• **Short task**: Sort through the data and copy the lines holding the word "screenshot".

-- start of Dataset --

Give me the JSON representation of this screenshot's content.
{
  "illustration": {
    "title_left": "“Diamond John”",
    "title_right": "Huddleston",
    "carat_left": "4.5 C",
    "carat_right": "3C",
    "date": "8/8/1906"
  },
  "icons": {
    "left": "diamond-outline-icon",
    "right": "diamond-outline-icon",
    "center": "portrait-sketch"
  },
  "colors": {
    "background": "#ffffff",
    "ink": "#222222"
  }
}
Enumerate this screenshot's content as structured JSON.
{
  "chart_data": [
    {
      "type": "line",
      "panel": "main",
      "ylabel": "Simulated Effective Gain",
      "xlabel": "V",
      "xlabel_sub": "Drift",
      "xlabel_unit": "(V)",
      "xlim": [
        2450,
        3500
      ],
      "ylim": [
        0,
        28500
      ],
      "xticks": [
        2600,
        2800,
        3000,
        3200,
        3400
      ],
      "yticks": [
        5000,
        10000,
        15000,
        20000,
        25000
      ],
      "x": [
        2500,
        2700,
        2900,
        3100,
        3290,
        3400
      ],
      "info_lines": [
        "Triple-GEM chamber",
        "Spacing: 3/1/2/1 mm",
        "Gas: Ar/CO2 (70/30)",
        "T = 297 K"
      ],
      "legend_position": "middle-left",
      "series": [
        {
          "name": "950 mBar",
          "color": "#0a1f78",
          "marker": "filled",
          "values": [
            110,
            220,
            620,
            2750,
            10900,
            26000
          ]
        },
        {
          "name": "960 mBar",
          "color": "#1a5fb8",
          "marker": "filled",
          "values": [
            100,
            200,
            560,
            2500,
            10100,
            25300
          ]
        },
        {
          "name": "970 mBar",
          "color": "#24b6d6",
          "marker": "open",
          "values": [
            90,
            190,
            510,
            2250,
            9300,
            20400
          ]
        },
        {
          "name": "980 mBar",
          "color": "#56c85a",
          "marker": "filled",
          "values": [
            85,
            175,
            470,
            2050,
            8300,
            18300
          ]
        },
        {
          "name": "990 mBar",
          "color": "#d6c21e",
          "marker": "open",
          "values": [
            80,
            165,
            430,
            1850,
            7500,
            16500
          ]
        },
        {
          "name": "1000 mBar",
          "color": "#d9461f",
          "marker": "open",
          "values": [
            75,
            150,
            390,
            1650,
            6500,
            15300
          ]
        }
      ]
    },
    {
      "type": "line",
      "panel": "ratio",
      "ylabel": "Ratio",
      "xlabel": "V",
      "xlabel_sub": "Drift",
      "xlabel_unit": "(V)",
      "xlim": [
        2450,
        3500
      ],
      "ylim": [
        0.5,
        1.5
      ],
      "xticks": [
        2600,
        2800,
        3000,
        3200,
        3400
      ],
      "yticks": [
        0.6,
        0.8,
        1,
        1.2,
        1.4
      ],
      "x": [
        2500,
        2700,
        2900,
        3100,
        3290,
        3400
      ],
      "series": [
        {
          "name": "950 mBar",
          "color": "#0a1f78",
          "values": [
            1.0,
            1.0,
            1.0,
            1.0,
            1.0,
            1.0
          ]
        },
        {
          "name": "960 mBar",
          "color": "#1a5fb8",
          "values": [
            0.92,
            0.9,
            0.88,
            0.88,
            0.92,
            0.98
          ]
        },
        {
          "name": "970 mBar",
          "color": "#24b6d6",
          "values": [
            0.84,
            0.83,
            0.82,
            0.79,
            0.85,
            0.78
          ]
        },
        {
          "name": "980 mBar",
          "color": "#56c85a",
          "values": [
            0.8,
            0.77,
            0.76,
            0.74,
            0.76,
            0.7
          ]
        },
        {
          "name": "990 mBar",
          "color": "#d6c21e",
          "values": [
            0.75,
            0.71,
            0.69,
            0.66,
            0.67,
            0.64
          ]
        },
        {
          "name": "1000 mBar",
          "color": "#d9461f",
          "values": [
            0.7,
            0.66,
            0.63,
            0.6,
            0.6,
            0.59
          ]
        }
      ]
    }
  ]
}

-- end of Dataset --

• **Complete response**:
Give me the JSON representation of this screenshot's content.
Enumerate this screenshot's content as structured JSON.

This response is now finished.